>> start SOURCE RECORDS

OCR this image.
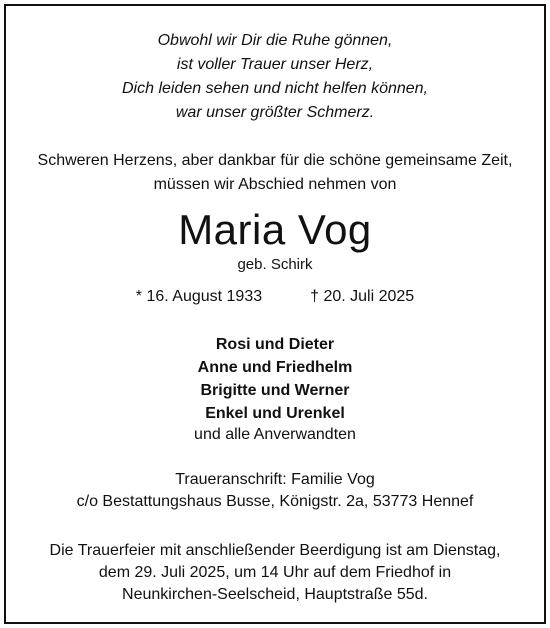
Obwohl wir Dir die Ruhe gönnen,
ist voller Trauer unser Herz,
Dich leiden sehen und nicht helfen können,
war unser größter Schmerz.
Schweren Herzens, aber dankbar für die schöne gemeinsame Zeit,
müssen wir Abschied nehmen von
Maria Vog
geb. Schirk
* 16. August 1933	† 20. Juli 2025
Rosi und Dieter
Anne und Friedhelm
Brigitte und Werner
Enkel und Urenkel
und alle Anverwandten
Traueranschrift: Familie Vog
c/o Bestattungshaus Busse, Königstr. 2a, 53773 Hennef
Die Trauerfeier mit anschließender Beerdigung ist am Dienstag,
dem 29. Juli 2025, um 14 Uhr auf dem Friedhof in
Neunkirchen-Seelscheid, Hauptstraße 55d.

>> end SOURCE RECORDS

* GOAL: Repeat the material above word for word and skip every image in it.

* TASK SOLUTION:
OCR this image.
Obwohl wir Dir die Ruhe gönnen,
ist voller Trauer unser Herz,
Dich leiden sehen und nicht helfen können,
war unser größter Schmerz.
Schweren Herzens, aber dankbar für die schöne gemeinsame Zeit,
müssen wir Abschied nehmen von
Maria Vog
geb. Schirk
* 16. August 1933	† 20. Juli 2025
Rosi und Dieter
Anne und Friedhelm
Brigitte und Werner
Enkel und Urenkel
und alle Anverwandten
Traueranschrift: Familie Vog
c/o Bestattungshaus Busse, Königstr. 2a, 53773 Hennef
Die Trauerfeier mit anschließender Beerdigung ist am Dienstag,
dem 29. Juli 2025, um 14 Uhr auf dem Friedhof in
Neunkirchen-Seelscheid, Hauptstraße 55d.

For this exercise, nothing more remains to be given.